» **Material for this exercise**:
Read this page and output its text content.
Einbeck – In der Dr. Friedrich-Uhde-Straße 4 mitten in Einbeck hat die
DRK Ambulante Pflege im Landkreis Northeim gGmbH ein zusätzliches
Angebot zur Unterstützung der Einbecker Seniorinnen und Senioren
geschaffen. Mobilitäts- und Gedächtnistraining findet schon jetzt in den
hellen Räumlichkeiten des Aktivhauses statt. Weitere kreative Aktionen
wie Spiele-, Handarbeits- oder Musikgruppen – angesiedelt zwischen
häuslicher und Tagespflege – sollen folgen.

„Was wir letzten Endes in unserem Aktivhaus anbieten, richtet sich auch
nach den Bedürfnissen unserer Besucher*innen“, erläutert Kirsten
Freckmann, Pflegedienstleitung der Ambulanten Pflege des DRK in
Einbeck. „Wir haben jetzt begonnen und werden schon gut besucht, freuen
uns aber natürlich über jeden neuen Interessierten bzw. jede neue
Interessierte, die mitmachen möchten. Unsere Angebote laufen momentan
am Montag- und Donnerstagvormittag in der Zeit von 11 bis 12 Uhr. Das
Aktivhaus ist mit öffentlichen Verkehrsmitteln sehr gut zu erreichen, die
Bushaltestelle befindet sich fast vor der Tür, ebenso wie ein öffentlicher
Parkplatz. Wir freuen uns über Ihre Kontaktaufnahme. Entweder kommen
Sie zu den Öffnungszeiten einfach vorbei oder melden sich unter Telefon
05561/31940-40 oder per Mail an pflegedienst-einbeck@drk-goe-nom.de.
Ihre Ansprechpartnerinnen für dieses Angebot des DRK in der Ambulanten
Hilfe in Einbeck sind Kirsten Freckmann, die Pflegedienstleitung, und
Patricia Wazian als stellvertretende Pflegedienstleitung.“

» **Problem requirements**:
From the entries above, extract each line containing "sich".

» **The solution**:
„Was wir letzten Endes in unserem Aktivhaus anbieten, richtet sich auch
Bushaltestelle befindet sich fast vor der Tür, ebenso wie ein öffentlicher
Sie zu den Öffnungszeiten einfach vorbei oder melden sich unter Telefon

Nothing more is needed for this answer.